### PROBLEM REQUIREMENTS
Report every line in the listing that contains the string "Zetsu".

### RECORDED DATA
┄┄┄┄┄┄

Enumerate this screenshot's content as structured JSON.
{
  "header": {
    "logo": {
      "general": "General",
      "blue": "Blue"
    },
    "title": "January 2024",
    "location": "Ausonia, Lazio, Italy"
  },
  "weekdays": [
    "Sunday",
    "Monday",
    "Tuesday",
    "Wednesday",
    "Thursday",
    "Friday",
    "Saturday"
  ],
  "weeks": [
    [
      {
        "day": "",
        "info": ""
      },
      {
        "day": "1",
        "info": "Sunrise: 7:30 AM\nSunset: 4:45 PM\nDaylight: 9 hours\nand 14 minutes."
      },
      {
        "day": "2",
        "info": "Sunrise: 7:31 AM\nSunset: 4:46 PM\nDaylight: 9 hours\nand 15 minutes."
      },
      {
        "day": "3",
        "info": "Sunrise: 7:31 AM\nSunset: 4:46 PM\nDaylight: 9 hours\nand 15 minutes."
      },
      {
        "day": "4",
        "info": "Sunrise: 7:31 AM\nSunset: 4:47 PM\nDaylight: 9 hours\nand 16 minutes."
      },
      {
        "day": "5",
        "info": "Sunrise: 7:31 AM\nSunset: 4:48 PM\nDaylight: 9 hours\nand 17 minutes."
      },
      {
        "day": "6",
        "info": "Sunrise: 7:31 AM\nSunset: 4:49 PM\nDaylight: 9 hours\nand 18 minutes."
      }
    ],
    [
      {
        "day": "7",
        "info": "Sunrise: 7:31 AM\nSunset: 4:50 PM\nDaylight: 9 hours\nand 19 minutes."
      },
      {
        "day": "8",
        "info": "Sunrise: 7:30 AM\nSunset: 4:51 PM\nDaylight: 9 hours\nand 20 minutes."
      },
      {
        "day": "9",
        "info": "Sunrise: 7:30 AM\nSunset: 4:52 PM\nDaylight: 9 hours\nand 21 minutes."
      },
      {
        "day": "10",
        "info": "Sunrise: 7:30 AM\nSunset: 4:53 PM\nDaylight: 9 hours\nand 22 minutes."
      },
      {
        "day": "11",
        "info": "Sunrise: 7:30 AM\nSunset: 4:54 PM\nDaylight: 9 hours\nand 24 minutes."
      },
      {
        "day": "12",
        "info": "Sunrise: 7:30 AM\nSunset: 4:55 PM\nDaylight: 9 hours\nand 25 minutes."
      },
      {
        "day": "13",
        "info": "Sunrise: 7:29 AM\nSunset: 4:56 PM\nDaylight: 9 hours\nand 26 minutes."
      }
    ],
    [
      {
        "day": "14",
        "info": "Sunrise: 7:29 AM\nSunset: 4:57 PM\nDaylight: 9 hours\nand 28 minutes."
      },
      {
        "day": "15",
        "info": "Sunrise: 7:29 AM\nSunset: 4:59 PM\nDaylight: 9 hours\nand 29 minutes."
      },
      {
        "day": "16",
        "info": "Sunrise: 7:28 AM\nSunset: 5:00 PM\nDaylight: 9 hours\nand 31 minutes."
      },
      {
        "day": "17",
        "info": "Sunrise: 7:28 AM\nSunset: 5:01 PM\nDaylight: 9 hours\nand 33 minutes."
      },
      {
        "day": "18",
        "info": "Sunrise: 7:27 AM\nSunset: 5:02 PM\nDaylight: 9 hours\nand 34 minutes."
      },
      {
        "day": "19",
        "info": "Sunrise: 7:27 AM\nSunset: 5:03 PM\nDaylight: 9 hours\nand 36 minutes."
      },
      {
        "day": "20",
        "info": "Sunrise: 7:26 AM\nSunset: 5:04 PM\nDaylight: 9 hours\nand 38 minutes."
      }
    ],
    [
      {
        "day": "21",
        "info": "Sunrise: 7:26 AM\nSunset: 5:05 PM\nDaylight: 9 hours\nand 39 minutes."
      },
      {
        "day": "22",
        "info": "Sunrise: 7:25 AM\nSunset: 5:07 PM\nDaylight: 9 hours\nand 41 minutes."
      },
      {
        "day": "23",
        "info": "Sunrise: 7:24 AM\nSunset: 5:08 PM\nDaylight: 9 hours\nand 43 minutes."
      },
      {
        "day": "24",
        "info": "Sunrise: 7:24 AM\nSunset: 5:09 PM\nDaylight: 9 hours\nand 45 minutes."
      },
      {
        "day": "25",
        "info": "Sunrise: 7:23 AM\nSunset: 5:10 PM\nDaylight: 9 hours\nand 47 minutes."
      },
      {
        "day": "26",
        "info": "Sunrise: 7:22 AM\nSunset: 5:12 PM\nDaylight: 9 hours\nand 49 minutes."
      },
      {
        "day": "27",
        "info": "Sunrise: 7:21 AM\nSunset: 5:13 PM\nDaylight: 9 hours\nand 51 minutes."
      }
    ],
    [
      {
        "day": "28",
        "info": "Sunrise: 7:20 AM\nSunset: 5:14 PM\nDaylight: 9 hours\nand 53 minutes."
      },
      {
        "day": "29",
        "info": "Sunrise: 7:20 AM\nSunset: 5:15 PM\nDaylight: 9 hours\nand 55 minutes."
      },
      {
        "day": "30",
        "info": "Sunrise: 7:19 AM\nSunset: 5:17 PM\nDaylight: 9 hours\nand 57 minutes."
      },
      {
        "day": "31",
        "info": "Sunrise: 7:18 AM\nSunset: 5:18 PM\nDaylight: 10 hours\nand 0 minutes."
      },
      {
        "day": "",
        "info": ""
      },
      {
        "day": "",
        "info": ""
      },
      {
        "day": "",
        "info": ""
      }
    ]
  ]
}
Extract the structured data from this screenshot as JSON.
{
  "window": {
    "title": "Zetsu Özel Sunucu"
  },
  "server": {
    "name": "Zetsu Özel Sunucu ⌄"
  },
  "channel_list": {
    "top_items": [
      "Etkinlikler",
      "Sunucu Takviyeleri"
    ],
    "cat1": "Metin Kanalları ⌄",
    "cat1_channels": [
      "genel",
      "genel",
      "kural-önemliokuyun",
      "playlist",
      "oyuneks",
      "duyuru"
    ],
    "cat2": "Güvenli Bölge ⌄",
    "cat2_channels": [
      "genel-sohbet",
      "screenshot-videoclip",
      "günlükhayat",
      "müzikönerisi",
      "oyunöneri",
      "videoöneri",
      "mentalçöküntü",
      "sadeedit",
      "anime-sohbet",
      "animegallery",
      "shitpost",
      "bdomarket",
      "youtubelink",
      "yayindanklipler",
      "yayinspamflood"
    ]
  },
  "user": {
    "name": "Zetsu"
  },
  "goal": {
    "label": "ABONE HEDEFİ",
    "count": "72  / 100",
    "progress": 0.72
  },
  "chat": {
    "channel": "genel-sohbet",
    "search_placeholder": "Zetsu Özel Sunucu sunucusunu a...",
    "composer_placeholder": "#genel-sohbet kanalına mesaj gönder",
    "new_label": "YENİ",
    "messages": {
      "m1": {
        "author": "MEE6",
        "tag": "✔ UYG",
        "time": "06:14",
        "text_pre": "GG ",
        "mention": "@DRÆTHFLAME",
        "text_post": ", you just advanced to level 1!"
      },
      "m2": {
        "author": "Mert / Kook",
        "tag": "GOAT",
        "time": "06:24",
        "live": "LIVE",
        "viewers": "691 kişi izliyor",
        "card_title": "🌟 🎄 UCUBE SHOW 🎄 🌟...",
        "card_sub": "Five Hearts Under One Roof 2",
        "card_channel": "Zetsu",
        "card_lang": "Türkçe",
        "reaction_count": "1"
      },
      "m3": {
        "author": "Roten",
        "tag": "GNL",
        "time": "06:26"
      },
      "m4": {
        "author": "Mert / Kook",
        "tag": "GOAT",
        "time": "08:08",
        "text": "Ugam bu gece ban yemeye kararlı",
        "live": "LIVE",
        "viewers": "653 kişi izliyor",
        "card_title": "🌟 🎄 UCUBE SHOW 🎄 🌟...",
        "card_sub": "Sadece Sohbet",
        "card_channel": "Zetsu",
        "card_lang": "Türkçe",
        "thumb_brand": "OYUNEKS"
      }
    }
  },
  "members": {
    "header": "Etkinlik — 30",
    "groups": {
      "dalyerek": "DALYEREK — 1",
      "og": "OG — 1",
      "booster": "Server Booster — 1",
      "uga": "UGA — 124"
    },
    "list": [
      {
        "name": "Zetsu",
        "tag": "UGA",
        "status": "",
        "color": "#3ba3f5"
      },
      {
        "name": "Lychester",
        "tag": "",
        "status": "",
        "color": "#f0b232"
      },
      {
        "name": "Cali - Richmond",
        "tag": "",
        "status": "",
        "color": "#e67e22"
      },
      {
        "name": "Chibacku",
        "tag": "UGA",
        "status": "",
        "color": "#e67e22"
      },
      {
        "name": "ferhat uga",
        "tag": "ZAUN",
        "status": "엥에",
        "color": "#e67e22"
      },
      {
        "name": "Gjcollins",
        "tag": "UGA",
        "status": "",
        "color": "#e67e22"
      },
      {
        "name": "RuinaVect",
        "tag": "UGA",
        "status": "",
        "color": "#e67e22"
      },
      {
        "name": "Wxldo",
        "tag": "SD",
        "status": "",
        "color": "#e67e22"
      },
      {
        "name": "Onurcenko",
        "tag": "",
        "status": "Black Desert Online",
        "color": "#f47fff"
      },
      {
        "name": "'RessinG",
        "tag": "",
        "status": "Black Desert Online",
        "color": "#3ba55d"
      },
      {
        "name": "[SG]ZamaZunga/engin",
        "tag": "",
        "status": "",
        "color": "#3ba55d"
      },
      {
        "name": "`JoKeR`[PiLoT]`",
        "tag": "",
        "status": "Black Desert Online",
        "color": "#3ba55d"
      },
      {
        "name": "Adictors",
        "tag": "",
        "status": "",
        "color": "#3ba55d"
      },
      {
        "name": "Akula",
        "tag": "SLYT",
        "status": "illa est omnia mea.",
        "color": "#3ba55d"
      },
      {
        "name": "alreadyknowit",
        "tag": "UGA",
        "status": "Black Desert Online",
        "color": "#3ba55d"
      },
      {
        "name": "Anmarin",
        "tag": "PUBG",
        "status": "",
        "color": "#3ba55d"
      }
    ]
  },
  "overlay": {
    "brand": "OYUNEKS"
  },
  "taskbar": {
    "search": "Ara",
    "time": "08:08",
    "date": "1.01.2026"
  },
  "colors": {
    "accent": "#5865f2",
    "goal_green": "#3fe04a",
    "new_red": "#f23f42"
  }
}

┄┄┄┄┄┄

### WRITTEN RESPONSE
    "title": "Zetsu Özel Sunucu"
    "name": "Zetsu Özel Sunucu ⌄"
    "name": "Zetsu"
    "search_placeholder": "Zetsu Özel Sunucu sunucusunu a...",
        "card_channel": "Zetsu",
        "card_channel": "Zetsu",
        "name": "Zetsu",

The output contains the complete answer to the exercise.